Given text
# # # #
6 When the detailed requirements for a determination about “costs” are compared with the terse specification for “disbursements”, the vital question is whether those terms are to be understood in the strict, technical sense. And the answer is to be found in Cachia v Hanes at 409, where Mason CJ, Brennan, Deane, Dawson and McHugh JJ held the term “costs”, as used in the Supreme Court Rules 1970 (NSW), is “confined to money paid or liabilities incurred for professional legal services”, and so does not apply to the disbursements of an unqualified litigant in person. There is simply no ground on which, in this respect, the use of the terms in the Legal Profession Act is to be distinguished from that in the Supreme Court Rules.

7 Beyond question the panel’s reasons fulfil the requirements of Regulation 68 with respect to disbursements. Furthermore, they satisfy, in my opinion, the expression in s.208KG(1)(a), “a statement of the reasons for the panel’s determination”. In them, the panel examined the basis upon which claims of the kind made by Mr Cachia should be considered, the relevant circumstances and the respective contentions of the parties, and it reached conclusions which were open to it. In a large number of instances, the panel found that the amounts of charges were not fair or reasonable, and it substituted amounts it considered to be fair and reasonable. In doing so, it made decisions of fact.

8 Even if Mr Cachia had sought (as he did not, although his attention was drawn to the matter, both before and during the hearing), and had obtained leave under s.208M (made applicable by s.208KI) to challenge the panel’s findings of fact, he would have been met by a formidable obstacle in relation to the conclusions about the fairness and reasonableness of the claims made by him. For in Hart v Aga Khan Foundation (U.K.) [1984] 1 WLR 994 at 1006 Cumming-Bruce LJ said “quantum…is particularly within the expertise of taxing masters”, and in Cachia v Hanes (1991) 23 NSWLR 304 at 321, Handley JA (with the concurrence of Clarke JA) made it clear the “Court does not ordinarily interfere with the decision of a taxing officer on quantum”, although the demonstration of an error of law in the approach to the problem will of course open the way to its doing so. No such underlying error of law has been revealed here. Certainly, the mere making of a discretionary decision to disallow an item as unfair and unreasonable cannot reveal error: as Samuels JA (with the concurrence of Clarke JA) said in Cachia v Isaacs (1989) BC 8902724 at 16, “the taxing officer must retain the discretion to decide whether items, recoverable in principle, ought nevertheless to be allowed”.
# # # #
(Listings of regions and labels)

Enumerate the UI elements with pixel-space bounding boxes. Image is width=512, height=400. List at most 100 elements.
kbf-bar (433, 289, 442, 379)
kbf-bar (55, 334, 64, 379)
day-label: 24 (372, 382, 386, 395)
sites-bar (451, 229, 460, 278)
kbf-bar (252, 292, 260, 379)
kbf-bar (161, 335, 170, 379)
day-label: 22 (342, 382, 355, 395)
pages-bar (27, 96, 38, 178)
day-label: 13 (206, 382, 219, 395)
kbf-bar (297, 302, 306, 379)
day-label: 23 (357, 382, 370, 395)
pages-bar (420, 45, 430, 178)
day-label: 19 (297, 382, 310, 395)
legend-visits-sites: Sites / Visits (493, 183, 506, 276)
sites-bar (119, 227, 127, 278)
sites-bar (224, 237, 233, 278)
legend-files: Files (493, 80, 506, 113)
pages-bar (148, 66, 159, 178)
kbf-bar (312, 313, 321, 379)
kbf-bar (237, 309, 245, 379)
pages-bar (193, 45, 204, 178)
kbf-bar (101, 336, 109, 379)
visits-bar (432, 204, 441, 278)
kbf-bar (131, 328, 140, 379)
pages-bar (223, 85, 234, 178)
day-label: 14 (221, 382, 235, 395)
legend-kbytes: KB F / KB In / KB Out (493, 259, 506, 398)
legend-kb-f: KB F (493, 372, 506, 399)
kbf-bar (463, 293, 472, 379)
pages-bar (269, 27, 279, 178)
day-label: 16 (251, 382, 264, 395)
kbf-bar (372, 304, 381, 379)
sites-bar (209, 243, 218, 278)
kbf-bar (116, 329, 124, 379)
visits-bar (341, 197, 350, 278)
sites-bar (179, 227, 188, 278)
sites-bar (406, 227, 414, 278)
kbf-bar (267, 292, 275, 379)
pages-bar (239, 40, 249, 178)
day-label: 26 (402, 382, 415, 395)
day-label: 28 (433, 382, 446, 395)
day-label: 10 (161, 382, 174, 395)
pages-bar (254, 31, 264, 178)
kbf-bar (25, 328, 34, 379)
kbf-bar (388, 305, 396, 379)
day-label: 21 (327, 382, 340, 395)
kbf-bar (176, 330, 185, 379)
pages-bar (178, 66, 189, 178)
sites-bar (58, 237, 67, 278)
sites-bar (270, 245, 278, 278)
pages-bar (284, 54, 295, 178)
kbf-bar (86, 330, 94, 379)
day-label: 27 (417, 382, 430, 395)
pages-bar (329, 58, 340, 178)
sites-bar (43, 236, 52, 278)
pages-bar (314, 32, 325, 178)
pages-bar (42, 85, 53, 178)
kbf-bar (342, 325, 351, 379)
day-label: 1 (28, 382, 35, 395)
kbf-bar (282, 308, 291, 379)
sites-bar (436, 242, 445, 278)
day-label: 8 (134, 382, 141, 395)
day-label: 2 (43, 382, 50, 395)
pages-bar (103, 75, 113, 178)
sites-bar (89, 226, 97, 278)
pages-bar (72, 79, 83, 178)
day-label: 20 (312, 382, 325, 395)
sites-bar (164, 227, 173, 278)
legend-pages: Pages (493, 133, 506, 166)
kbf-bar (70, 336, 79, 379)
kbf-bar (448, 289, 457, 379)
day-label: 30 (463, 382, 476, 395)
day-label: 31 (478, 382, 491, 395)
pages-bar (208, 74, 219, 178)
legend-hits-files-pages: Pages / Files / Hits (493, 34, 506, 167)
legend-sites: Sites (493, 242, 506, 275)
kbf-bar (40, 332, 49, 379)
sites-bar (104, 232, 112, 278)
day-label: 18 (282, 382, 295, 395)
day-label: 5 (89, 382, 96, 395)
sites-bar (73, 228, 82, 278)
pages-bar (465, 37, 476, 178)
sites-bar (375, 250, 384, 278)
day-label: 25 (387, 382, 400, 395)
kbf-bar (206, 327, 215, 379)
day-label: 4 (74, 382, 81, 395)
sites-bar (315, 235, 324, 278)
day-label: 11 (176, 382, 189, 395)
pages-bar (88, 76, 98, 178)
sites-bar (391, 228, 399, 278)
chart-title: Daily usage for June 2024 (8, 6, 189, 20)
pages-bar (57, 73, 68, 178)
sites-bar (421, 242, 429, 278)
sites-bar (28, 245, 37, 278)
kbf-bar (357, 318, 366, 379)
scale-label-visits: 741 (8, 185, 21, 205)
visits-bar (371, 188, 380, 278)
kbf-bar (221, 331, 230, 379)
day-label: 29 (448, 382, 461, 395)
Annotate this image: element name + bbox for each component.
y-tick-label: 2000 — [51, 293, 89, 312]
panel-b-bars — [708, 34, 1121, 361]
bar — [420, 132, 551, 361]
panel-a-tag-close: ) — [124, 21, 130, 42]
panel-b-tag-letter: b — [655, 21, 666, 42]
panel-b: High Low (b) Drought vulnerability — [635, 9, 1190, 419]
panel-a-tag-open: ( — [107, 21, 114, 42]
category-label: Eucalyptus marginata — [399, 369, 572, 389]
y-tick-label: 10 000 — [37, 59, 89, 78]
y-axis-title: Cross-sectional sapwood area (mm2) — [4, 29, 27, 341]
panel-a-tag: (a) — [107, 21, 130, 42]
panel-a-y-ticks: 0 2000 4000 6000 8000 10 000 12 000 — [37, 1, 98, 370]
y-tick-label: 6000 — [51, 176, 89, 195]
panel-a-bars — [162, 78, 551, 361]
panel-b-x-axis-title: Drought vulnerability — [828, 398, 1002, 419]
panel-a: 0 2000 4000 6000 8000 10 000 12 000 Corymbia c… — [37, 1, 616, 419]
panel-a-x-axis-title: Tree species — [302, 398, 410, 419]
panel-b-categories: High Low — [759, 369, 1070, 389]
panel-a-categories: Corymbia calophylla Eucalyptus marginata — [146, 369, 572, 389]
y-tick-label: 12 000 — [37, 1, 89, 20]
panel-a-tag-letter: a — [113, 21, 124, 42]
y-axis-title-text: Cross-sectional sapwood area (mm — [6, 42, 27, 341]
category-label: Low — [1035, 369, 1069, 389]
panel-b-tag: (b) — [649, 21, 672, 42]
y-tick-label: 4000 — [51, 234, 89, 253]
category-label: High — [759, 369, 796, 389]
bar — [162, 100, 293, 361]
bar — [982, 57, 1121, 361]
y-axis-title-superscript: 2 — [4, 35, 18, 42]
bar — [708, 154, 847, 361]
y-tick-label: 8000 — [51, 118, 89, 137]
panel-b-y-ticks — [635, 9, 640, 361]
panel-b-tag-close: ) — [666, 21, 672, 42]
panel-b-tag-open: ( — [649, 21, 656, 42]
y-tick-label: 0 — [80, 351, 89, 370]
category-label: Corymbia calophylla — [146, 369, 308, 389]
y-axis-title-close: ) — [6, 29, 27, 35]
# # # #
Task to complete
Continue the court judgment on the panel's determination of disbursements from the point where it stops. The records were taken from a different source than the text.

Final result
9 Insofar as Mr Cachia contended that, as a reason for the elimination or reduction of an item, a finding that it was not fair and reasonable is insufficient, his argument was also opposed to the decision of Master Malpass in Freeman v McNally [2003] NSWSC 780. That decision, in my opinion, is correct. It is supported by the references made by Hodgson JA (with whom Beazley JA agreed) in Lawrence v M D Nikolaidis & Co (2003) 57 NSWLR 355 at 363 to “reasonable fees” and “a reasonable fee” as expressing the criterion for allowance of a fee on taxation.

10 Although Mr Cachia did not dispute the restriction of his bill to “disbursements”, as understood in Cachia v Hanes, he sought to rely on Part 51 rule 23(2) of the Supreme Court Rules as somehow extending his entitlement by its reference to “all such costs as were necessary or proper for the attainment of justice or for enforcing or defending the rights of the party whose costs are being taxed”. But I cannot think that this rule converts an unfair and unreasonable disbursement into a “necessary or proper” one which it embraces. In any case, Samuels JA in Cachia v Isaacs at 16-18 rejected the suggestion that rule 23(2) had any such effect. And his view is supported by the majority of the High Court in Cachia v Hanes at 409. See also Lawrence v Nikolaidis at 364 et seq.

11 Next, Mr Cachia attempted to displace the panel’s allowance to him of reduced witness’s fees in respect of the day of the hearing, and the day of the view, on the basis that it should have treated him as an expert witness. In the reasons of the panel, reference is made to Mr Cachia’s contention that “he gave evidence as an expert witness” and the defendants’ contrary contention that he “attended as a litigant and lay witness and not as an expert”. The panel noted that it had perused the transcript of the hearing, and it proceeded to analyse what the transcript revealed. That showed, it observed, that “Mr Cachia appeared as a ‘litigant in person’. He outlined matters about his case. He dealt with queries from the presiding judge. He cross-examined Mr and Mrs Colaco. He tendered written evidentiary material. He made submissions….” The panel continued:

          “Mr Cachia can only receive reasonable remuneration for time actually spent giving evidence in court, and for time performing the role of a witness. He cannot receive any form of payment or compensation for outlining his case, cross-examining witnesses of the other parties, observing, making submissions or generally supporting his own case as a litigant in person”.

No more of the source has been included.